Set problem:
Could you write out every record below exactly, leaving out any pictures?

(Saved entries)

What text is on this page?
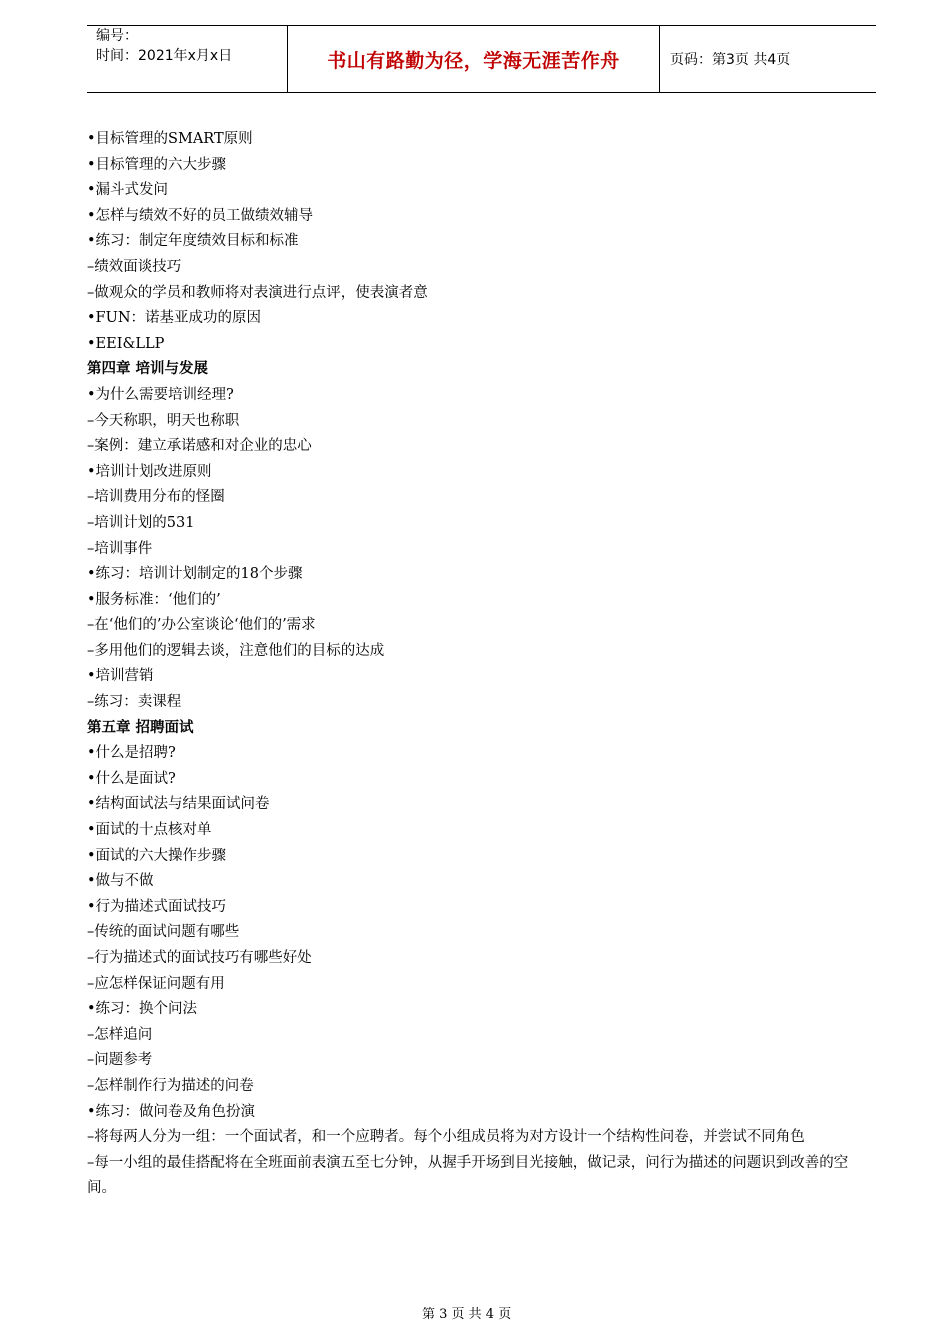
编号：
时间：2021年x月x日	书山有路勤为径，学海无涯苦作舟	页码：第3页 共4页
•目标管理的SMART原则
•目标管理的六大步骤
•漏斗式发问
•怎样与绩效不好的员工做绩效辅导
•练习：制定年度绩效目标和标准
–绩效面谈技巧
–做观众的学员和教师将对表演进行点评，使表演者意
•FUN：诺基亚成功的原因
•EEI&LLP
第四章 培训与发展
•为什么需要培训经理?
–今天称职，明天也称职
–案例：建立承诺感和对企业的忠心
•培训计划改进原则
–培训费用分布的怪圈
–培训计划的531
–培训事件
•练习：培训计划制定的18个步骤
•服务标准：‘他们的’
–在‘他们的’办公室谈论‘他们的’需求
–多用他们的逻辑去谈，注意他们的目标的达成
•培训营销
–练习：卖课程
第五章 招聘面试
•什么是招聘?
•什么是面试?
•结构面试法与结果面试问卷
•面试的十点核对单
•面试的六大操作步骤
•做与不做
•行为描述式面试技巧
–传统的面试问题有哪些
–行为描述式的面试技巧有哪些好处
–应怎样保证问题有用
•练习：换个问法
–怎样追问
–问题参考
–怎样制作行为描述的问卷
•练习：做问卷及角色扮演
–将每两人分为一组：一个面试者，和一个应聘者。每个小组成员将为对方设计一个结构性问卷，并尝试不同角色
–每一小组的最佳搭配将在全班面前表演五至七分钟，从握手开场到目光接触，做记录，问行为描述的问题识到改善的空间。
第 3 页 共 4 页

Task output:
What text is on this page?
编号：
时间：2021年x月x日	书山有路勤为径，学海无涯苦作舟	页码：第3页 共4页
•目标管理的SMART原则
•目标管理的六大步骤
•漏斗式发问
•怎样与绩效不好的员工做绩效辅导
•练习：制定年度绩效目标和标准
–绩效面谈技巧
–做观众的学员和教师将对表演进行点评，使表演者意
•FUN：诺基亚成功的原因
•EEI&LLP
第四章 培训与发展
•为什么需要培训经理?
–今天称职，明天也称职
–案例：建立承诺感和对企业的忠心
•培训计划改进原则
–培训费用分布的怪圈
–培训计划的531
–培训事件
•练习：培训计划制定的18个步骤
•服务标准：‘他们的’
–在‘他们的’办公室谈论‘他们的’需求
–多用他们的逻辑去谈，注意他们的目标的达成
•培训营销
–练习：卖课程
第五章 招聘面试
•什么是招聘?
•什么是面试?
•结构面试法与结果面试问卷
•面试的十点核对单
•面试的六大操作步骤
•做与不做
•行为描述式面试技巧
–传统的面试问题有哪些
–行为描述式的面试技巧有哪些好处
–应怎样保证问题有用
•练习：换个问法
–怎样追问
–问题参考
–怎样制作行为描述的问卷
•练习：做问卷及角色扮演
–将每两人分为一组：一个面试者，和一个应聘者。每个小组成员将为对方设计一个结构性问卷，并尝试不同角色
–每一小组的最佳搭配将在全班面前表演五至七分钟，从握手开场到目光接触，做记录，问行为描述的问题识到改善的空间。
第 3 页 共 4 页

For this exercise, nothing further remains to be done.